Material:
○ ○ ○
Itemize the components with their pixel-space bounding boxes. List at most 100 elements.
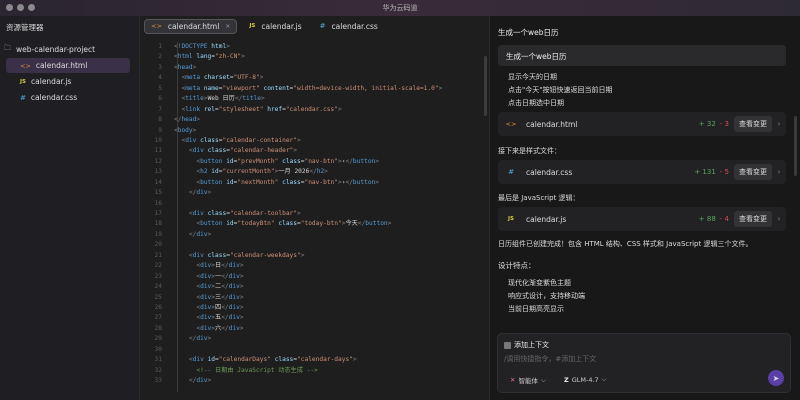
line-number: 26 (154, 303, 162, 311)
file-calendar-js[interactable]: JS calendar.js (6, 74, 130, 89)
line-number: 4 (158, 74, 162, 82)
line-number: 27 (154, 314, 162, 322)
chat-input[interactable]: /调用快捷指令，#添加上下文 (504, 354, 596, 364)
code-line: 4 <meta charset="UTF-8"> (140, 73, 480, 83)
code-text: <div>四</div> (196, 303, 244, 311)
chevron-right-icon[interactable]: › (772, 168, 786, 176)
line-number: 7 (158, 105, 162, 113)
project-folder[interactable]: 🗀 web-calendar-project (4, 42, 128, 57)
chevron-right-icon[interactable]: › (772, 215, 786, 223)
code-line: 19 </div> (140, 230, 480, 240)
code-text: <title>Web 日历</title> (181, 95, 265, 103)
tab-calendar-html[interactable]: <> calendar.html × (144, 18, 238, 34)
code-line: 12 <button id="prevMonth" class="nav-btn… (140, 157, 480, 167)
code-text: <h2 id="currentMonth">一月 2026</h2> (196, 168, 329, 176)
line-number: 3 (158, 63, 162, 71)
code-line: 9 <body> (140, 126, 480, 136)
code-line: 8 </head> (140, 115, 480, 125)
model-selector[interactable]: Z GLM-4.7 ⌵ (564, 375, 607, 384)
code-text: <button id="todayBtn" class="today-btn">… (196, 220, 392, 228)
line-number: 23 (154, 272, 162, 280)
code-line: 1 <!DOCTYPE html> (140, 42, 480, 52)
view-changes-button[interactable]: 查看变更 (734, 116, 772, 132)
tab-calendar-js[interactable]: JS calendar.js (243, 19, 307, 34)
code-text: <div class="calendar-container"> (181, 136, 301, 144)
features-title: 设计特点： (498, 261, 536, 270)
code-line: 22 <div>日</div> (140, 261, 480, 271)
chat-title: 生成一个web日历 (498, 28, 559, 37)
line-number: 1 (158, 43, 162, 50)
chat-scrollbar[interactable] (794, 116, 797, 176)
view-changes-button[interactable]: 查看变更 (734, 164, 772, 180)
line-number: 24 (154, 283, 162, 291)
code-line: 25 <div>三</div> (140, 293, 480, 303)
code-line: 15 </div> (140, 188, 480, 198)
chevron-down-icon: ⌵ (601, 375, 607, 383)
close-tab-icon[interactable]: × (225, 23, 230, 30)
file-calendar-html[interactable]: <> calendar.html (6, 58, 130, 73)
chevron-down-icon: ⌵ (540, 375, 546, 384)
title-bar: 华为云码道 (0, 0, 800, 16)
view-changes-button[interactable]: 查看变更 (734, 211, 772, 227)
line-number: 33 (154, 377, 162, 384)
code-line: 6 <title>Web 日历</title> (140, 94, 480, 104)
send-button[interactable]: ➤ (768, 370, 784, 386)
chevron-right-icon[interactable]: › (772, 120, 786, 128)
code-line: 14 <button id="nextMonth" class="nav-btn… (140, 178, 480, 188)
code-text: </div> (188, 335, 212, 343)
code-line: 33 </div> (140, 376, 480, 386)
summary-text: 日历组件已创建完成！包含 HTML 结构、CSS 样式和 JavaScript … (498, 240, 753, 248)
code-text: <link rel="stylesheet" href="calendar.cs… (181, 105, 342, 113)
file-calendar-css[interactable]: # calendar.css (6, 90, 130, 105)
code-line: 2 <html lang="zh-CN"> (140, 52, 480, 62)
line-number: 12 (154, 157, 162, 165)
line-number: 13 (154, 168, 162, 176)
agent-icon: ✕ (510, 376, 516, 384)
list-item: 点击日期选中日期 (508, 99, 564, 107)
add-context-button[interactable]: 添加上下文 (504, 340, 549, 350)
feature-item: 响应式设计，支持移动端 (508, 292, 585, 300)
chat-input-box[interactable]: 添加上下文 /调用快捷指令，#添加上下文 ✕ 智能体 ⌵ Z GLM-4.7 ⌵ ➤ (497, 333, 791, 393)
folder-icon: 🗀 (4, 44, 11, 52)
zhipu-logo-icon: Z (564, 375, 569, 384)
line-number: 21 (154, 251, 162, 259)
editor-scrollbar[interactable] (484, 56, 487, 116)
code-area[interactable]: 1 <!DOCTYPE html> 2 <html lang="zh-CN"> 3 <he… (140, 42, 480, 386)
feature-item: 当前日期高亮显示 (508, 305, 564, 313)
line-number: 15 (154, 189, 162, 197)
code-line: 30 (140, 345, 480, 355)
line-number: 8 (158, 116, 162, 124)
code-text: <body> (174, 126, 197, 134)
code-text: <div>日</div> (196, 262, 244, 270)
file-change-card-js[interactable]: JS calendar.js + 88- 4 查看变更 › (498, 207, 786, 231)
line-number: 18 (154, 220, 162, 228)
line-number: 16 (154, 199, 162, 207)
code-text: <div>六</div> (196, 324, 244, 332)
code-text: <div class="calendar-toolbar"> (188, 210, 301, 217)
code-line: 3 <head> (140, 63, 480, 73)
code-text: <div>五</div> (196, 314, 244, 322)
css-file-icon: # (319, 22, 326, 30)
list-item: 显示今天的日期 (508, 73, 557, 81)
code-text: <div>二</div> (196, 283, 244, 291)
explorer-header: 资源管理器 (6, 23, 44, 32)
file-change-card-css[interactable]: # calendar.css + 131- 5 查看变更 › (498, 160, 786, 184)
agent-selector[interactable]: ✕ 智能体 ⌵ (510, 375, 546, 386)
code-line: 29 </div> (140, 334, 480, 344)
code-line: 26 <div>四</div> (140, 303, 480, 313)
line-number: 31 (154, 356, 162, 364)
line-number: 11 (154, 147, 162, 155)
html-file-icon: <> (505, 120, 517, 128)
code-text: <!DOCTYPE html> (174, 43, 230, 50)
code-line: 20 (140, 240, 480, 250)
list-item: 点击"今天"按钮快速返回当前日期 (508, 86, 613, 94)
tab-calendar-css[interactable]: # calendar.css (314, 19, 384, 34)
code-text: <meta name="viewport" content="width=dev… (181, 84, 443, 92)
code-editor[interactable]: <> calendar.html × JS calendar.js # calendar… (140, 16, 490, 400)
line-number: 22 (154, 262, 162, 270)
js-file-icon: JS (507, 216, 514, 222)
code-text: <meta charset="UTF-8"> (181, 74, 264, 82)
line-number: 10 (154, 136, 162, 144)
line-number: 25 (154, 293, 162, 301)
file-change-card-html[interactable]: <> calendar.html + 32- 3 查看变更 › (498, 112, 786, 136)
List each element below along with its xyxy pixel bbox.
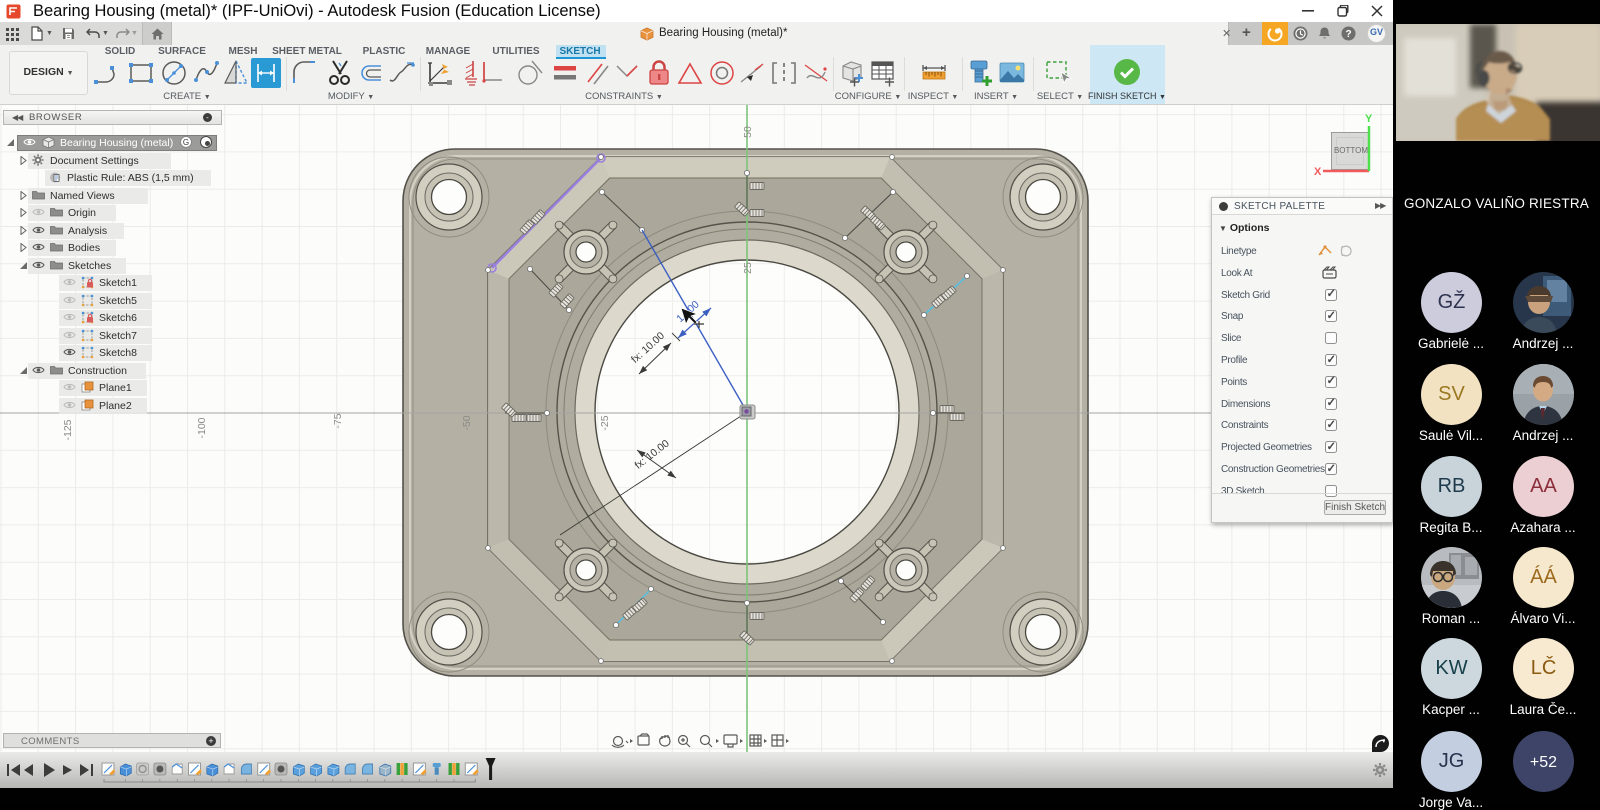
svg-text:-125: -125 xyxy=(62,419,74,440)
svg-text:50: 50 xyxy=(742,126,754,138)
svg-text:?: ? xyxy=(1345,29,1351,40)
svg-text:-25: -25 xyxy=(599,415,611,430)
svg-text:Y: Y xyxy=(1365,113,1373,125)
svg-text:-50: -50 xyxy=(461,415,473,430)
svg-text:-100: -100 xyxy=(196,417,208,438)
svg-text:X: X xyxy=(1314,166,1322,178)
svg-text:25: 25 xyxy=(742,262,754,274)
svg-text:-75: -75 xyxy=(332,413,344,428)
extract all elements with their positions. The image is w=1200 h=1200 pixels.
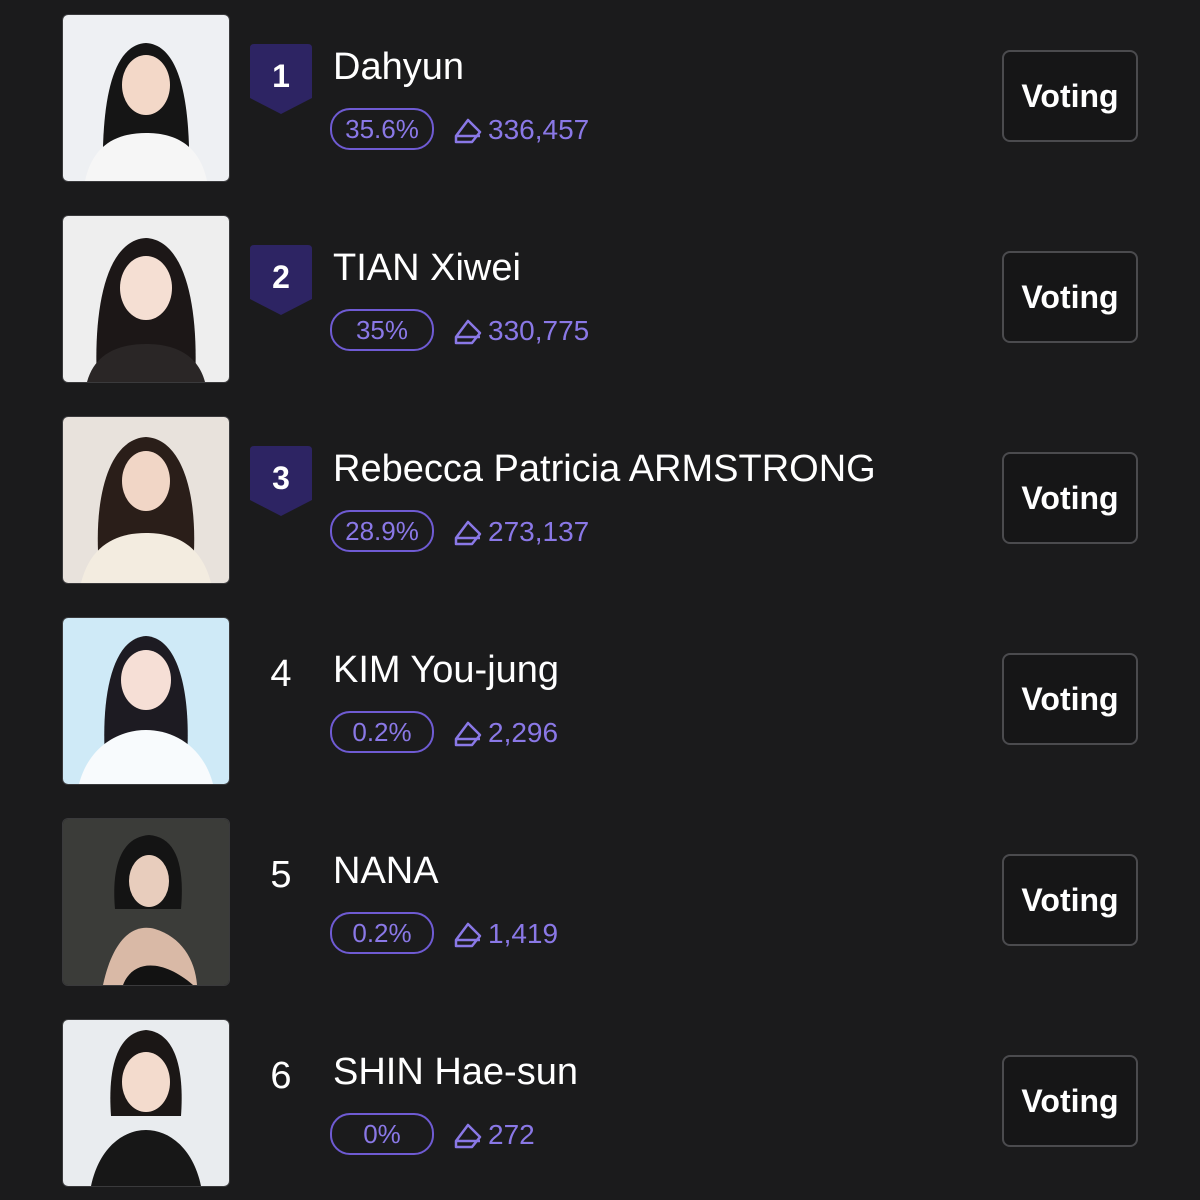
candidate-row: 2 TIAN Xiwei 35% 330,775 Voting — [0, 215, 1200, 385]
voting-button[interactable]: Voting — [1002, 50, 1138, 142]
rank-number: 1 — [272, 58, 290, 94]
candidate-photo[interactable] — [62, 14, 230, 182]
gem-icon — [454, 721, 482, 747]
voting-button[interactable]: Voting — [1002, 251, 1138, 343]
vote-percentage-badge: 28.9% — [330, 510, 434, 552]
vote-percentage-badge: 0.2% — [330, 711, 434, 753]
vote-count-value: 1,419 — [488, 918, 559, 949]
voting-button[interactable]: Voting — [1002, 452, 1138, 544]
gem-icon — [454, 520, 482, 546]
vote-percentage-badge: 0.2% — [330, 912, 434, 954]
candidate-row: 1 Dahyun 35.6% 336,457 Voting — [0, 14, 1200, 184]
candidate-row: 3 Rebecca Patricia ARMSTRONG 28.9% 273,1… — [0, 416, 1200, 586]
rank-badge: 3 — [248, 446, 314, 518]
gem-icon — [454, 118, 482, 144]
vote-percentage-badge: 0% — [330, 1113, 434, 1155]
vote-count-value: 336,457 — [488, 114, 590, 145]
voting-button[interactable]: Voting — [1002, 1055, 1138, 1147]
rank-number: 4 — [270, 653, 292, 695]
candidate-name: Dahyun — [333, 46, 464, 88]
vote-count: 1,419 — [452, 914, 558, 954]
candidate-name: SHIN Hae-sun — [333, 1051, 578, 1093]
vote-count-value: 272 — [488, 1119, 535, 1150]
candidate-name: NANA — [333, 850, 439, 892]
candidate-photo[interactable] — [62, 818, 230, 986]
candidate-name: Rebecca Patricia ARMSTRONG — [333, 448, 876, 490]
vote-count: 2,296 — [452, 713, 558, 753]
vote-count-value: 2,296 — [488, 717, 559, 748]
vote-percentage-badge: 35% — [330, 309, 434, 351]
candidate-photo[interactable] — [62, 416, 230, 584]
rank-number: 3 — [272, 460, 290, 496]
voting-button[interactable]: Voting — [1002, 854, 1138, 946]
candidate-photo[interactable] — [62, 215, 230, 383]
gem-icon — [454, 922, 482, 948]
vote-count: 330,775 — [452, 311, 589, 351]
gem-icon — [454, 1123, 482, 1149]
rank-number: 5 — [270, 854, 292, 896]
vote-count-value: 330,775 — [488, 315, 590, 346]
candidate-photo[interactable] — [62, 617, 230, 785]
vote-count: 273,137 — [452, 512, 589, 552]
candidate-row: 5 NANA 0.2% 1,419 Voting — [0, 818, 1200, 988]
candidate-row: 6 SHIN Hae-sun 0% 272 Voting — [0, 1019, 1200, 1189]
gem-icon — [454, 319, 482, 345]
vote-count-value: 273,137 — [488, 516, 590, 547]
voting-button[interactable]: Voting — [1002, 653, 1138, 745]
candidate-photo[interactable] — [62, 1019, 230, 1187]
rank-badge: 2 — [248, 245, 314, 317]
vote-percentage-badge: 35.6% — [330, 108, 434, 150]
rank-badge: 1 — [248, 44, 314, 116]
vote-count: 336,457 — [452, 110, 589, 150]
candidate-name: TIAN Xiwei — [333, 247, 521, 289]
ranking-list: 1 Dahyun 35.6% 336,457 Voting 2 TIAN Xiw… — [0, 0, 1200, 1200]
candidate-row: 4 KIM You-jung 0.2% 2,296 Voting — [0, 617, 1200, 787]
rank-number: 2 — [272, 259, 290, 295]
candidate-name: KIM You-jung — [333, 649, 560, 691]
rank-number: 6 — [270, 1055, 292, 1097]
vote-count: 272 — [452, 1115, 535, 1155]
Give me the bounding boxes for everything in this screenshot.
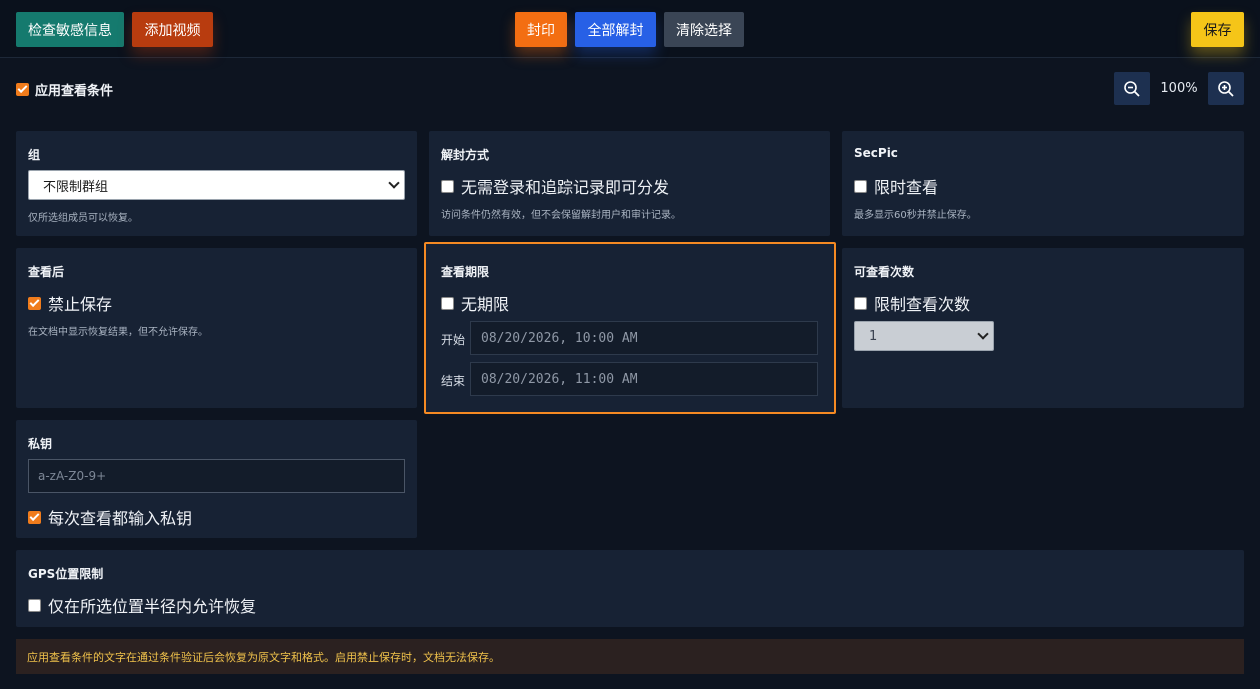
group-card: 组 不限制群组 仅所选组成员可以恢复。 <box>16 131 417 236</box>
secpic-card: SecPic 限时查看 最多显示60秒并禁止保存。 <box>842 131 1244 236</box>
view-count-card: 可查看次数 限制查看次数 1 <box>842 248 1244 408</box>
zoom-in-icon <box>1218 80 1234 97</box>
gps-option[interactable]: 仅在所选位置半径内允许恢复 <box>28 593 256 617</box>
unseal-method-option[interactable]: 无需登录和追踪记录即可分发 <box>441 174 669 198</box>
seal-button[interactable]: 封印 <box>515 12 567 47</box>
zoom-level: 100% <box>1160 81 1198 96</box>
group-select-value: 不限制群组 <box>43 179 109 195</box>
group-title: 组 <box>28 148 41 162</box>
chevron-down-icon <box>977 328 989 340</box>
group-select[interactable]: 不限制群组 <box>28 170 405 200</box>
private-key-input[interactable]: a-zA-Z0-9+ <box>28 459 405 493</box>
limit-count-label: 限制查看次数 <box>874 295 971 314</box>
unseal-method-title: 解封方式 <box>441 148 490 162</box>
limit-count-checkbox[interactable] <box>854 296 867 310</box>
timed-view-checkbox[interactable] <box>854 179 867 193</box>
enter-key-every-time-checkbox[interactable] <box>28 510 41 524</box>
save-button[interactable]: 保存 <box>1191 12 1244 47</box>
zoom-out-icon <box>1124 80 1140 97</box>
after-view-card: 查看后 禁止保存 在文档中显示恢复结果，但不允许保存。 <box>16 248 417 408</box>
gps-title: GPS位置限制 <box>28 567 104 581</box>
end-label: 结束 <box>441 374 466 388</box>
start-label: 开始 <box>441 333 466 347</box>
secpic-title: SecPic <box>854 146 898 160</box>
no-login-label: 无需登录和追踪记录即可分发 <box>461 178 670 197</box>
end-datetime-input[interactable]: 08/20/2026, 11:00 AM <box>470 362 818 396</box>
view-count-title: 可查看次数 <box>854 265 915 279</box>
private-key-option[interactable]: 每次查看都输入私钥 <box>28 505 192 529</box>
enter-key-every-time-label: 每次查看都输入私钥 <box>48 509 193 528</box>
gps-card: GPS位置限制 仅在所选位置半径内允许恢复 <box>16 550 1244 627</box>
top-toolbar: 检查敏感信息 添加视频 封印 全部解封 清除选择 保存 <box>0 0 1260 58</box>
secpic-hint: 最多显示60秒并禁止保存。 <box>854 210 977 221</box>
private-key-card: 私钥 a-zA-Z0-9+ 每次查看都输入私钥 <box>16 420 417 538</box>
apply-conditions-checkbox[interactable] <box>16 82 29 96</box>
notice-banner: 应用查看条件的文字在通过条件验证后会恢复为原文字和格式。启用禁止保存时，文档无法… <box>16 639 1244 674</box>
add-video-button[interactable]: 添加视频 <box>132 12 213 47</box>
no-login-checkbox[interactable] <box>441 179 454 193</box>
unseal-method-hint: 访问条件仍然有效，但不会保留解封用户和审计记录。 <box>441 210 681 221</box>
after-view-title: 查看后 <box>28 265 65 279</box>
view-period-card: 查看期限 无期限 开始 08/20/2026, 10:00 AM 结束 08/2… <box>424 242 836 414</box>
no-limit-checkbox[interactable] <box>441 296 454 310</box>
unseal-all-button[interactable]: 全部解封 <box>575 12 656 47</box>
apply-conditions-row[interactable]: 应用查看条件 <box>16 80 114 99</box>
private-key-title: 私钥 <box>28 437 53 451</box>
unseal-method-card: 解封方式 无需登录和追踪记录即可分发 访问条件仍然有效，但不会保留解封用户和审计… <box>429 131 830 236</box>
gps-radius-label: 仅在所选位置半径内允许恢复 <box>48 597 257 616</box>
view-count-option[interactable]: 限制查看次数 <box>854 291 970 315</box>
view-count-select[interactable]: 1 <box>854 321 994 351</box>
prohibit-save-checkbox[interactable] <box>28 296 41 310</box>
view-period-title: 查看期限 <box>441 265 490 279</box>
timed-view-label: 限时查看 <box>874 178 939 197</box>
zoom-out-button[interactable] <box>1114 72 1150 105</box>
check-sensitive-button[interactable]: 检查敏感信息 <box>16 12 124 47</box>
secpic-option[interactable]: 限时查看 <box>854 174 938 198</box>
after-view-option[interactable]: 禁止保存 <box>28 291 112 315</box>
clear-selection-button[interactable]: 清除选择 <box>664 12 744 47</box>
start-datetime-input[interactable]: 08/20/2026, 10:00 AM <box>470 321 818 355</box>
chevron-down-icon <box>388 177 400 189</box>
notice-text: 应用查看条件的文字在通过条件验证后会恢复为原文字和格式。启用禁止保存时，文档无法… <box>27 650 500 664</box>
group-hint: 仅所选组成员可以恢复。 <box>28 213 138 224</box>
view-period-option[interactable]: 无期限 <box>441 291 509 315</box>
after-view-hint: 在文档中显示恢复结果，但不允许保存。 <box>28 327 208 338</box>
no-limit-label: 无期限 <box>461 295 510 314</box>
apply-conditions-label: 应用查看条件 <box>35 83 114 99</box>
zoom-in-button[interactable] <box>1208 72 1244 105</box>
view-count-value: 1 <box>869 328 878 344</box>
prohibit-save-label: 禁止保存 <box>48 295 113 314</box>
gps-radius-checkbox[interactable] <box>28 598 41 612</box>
○ ○ ○
Write out the lines of the records from the line with "svg-text:-125: -125 xyxy=(62,419,74,440)" up to and including the line with "extract all elements".

The result:
svg-text:-125: -125 xyxy=(62,419,74,440)
svg-text:50: 50 xyxy=(742,126,754,138)
svg-text:?: ? xyxy=(1345,29,1351,40)
svg-text:-25: -25 xyxy=(599,415,611,430)
svg-text:Y: Y xyxy=(1365,113,1373,125)
svg-text:-50: -50 xyxy=(461,415,473,430)
svg-text:-100: -100 xyxy=(196,417,208,438)
svg-text:X: X xyxy=(1314,166,1322,178)
svg-text:25: 25 xyxy=(742,262,754,274)
svg-text:-75: -75 xyxy=(332,413,344,428)
extract all elements with their positions. The image is w=1200 h=1200 pixels.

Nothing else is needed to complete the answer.